Problem to work on
Please pick up the gaming-weekend account below and continue it from its last sentence.

Excerpt provided
begin
With 2 full days on-site (Friday & Saturday), we saw and/or participated in games of (deep breath): OCS Smolensk, Successors, Tank on Tank, Fire in the Lake, Brief Border Wars, Conquest & Consequence, C&C Medieval, C&C Napoleonics, Liberty or Death, Napoleon’s Last Success, Cuba Libre, Song for War, Salerno ’43, Roads to Gettysburg, and Pax Pamir, at least.  In addition to Ardwulf, Grant & Alexander from The Player’s Aid were there, as was designer (and friend-of-the-Dragoons) David Thompson.  Many of the gamers were CABS regulars that I knew from my years of living in Columbus.
end
Recorded data
begin
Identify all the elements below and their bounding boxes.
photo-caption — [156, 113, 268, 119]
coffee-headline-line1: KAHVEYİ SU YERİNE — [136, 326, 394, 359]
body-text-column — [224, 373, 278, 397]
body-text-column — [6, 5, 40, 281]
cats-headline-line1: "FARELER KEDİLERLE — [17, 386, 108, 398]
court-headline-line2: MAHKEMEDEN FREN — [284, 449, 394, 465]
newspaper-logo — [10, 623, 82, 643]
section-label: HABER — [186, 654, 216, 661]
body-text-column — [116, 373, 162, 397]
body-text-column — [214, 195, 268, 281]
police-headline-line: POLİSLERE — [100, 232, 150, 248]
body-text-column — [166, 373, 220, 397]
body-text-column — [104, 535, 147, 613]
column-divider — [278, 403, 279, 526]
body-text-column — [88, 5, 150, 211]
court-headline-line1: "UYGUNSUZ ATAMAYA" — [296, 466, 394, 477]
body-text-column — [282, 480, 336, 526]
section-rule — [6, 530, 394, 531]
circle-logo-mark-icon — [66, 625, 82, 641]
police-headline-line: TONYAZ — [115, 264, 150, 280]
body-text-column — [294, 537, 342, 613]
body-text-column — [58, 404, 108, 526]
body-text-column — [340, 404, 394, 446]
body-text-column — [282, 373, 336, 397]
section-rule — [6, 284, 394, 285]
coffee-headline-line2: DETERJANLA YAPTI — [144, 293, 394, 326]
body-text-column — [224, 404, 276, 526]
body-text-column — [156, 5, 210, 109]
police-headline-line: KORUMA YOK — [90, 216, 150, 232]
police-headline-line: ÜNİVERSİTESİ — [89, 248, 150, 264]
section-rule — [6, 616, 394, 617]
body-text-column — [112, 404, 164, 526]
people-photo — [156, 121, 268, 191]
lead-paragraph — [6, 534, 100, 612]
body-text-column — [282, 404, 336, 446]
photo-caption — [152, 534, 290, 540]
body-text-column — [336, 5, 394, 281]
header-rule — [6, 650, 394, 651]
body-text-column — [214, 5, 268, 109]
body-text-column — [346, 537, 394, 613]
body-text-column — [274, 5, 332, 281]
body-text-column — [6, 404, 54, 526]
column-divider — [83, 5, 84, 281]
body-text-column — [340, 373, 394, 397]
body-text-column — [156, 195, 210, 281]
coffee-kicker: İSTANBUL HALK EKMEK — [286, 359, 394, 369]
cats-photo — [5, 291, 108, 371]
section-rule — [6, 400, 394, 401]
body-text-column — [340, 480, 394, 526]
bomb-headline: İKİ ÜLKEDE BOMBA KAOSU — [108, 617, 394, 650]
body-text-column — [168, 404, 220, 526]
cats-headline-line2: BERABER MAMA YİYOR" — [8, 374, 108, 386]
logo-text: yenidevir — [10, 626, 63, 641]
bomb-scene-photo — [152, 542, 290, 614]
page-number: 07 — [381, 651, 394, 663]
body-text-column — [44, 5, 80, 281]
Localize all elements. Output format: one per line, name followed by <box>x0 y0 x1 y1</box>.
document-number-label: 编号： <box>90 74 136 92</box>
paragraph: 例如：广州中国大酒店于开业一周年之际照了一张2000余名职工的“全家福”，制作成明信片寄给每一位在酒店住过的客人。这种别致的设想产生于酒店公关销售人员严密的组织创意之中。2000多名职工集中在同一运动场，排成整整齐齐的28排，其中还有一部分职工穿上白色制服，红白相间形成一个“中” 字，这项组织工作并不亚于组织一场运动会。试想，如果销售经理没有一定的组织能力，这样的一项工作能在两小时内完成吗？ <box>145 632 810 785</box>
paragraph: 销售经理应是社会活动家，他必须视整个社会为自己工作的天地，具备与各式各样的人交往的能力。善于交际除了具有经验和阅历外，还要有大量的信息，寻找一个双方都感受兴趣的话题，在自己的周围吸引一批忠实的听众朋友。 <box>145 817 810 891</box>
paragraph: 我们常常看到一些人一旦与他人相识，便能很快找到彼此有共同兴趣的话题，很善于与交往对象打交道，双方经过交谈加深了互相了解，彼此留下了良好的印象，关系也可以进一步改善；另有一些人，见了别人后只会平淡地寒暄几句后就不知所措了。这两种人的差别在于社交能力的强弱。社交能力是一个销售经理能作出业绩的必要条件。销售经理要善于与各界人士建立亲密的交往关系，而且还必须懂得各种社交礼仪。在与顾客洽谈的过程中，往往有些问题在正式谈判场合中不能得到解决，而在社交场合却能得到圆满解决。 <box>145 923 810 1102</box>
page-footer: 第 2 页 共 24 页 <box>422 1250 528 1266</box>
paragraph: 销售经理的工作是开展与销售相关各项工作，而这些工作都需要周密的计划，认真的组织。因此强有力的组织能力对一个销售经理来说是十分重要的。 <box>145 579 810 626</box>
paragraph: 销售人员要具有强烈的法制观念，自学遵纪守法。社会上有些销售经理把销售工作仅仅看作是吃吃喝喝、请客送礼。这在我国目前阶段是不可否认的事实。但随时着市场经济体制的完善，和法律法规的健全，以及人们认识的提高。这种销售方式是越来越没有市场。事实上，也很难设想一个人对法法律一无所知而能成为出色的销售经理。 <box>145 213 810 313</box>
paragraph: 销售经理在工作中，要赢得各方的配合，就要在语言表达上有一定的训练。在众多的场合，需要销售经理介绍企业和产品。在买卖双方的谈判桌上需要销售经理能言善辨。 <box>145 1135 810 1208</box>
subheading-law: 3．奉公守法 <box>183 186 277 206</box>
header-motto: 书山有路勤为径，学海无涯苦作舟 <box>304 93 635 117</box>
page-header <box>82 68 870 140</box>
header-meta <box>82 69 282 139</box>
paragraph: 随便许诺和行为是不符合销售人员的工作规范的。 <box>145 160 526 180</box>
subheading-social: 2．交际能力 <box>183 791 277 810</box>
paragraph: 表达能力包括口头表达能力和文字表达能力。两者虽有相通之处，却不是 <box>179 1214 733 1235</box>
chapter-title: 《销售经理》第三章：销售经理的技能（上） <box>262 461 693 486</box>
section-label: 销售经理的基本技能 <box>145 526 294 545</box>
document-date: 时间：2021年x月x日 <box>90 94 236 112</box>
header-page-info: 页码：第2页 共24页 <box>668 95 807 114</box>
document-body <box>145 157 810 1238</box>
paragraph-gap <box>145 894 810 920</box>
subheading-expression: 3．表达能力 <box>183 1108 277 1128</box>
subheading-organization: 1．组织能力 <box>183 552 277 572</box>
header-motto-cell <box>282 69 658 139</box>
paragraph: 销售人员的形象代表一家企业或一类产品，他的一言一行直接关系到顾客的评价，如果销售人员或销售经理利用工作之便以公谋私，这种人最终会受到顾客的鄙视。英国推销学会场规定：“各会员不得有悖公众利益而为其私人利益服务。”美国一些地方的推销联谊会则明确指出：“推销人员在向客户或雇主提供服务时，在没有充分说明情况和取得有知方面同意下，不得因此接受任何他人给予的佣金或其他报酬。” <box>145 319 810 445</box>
end
Output of the task
Song For War was one of the highlights.  We saw this back at Origins 2021 for the first time, but didn’t get a chance to play because we were running our own Wargame HQ.  But we kept in touch with the designers, hosted them on a pair of shows at the January ACDC, and will have them with us at Origins this summer.  Our game featured me and Seth (one of the designers) against Chris (the other designer) and his son.  Seth & I played the allies and pulled out a win with at least 2 turns to go, thanks to a feint out of Alexandria towards Italy, that turned toward the Balkans at the last minute and was able to wrest control of Athens from the German occupiers, thanks largely to air/sea cover coming out Crete (which we’d previously reconquered).  We gave up Malta early in the game to focus on Sicily instead, but were later able to recover it while the Axis focused on retaking Sicily and trying to defend Tunis.  It was a fascinating an fun game with some wild swings of momentum.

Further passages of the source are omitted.